**EXERCISE PROMPT:** List each line of the data that holds the string "March", please.

**Records from a dataset:**
==*==

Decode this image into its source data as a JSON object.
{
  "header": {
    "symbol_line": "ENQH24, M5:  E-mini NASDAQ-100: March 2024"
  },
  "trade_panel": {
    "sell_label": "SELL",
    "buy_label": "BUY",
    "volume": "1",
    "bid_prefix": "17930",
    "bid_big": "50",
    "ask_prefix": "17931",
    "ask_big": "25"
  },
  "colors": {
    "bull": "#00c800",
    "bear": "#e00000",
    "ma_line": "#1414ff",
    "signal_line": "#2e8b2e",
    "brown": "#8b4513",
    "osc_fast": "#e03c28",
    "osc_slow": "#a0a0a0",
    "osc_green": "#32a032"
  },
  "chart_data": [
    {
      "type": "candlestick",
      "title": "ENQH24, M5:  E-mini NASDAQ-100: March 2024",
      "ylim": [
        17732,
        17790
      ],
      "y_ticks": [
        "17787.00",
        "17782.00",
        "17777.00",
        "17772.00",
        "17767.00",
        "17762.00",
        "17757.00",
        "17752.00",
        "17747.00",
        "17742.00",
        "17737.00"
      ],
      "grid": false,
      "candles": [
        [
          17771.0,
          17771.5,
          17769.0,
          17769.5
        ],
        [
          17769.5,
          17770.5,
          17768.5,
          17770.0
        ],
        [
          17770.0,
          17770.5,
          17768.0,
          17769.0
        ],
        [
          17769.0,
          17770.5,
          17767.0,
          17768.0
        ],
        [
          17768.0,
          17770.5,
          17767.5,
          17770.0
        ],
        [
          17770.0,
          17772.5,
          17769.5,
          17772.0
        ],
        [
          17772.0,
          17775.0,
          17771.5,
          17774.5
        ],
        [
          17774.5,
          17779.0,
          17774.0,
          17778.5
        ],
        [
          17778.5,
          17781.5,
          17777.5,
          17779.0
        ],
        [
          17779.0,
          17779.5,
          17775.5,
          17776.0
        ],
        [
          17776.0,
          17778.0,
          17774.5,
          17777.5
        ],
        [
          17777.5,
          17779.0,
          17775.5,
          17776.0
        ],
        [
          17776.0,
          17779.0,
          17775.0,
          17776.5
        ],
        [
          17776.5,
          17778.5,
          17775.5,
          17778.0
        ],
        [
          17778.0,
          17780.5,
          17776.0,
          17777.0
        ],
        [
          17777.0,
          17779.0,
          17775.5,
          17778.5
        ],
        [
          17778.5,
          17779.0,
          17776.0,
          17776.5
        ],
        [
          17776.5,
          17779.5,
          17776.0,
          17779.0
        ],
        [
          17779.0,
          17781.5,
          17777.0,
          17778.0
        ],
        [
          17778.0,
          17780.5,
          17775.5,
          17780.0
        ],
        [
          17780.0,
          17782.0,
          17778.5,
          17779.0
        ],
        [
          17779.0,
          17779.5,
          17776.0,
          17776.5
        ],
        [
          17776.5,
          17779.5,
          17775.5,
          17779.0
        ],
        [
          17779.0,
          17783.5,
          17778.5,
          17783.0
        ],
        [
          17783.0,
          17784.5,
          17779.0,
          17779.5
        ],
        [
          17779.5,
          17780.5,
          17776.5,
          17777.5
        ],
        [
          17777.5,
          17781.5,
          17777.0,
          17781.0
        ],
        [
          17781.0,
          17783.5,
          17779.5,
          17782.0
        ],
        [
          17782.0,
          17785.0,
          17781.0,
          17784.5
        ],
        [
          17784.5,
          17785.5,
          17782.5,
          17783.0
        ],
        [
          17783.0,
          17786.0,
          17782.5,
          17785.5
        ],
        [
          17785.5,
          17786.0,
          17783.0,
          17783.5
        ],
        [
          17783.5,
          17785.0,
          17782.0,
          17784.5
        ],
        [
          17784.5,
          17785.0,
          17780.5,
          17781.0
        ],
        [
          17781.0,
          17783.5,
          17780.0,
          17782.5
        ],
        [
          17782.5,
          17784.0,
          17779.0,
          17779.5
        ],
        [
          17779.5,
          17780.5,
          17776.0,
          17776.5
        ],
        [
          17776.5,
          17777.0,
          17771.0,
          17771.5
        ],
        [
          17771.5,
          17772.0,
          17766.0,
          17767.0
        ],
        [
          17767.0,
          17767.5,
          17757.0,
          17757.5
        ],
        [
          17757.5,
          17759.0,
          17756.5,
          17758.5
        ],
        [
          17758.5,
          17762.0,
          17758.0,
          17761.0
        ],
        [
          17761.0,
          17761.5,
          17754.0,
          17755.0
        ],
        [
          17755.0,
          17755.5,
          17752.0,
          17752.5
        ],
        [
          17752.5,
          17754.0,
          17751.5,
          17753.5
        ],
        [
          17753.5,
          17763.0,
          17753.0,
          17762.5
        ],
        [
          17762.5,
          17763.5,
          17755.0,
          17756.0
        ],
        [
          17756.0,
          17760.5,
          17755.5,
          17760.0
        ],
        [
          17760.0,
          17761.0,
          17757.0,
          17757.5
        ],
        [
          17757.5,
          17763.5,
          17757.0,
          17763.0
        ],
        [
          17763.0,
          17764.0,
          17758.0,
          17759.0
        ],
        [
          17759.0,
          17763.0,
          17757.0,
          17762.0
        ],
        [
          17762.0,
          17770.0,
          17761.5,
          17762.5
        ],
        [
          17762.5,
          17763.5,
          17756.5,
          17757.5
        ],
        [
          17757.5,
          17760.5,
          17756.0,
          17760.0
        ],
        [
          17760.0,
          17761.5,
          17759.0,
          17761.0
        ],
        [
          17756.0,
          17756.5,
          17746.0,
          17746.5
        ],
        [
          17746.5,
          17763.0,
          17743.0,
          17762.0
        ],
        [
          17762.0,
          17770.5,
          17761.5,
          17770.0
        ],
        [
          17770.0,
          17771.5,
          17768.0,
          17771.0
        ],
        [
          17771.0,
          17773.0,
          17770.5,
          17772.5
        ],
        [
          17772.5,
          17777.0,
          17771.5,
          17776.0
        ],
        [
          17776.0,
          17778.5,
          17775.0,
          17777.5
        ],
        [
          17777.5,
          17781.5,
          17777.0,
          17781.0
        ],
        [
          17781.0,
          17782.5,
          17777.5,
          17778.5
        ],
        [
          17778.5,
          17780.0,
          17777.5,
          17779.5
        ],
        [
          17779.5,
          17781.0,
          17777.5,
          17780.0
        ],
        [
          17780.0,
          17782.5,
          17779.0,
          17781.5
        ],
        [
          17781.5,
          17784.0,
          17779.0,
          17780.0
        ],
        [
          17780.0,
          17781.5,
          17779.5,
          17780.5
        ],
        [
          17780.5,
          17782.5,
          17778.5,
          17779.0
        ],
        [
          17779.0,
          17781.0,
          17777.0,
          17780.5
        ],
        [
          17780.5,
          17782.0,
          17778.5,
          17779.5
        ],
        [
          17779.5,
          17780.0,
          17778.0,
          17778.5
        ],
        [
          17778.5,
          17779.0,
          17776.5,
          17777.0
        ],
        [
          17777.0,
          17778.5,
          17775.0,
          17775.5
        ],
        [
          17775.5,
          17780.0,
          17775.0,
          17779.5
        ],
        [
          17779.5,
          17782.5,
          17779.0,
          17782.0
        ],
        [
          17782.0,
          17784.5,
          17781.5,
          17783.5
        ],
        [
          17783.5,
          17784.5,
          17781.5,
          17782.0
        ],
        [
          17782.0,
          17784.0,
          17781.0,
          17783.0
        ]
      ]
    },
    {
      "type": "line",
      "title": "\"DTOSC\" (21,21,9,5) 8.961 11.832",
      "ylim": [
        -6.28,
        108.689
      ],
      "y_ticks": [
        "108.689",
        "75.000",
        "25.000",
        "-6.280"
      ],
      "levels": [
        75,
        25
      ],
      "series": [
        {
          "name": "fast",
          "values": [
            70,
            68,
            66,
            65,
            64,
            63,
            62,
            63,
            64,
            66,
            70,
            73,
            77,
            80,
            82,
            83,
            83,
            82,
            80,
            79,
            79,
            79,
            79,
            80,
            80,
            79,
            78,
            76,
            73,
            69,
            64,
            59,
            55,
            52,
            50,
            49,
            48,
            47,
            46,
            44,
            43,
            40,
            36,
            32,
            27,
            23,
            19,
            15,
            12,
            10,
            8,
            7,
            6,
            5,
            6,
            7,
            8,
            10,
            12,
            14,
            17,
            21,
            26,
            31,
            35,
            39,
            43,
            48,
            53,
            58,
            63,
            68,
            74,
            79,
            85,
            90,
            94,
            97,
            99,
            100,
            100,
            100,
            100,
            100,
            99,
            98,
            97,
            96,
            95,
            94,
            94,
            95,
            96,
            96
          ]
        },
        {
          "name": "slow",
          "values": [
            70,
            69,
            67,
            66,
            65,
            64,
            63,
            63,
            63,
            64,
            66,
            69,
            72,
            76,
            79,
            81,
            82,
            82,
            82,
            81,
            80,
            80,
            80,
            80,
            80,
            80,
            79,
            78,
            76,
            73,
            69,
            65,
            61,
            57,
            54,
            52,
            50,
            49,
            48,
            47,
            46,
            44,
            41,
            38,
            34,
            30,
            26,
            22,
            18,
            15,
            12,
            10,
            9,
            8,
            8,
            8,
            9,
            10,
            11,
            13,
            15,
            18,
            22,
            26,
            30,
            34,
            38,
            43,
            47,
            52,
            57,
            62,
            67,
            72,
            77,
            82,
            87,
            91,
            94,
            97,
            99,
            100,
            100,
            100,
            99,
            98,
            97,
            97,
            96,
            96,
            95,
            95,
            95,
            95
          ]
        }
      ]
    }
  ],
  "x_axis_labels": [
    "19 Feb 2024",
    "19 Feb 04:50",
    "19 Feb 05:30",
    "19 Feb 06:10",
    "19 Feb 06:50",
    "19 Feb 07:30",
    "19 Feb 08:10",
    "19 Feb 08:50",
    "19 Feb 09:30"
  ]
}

==*==

**RESPONSE TO THIS EXERCISE:**
    "symbol_line": "ENQH24, M5:  E-mini NASDAQ-100: March 2024"
      "title": "ENQH24, M5:  E-mini NASDAQ-100: March 2024",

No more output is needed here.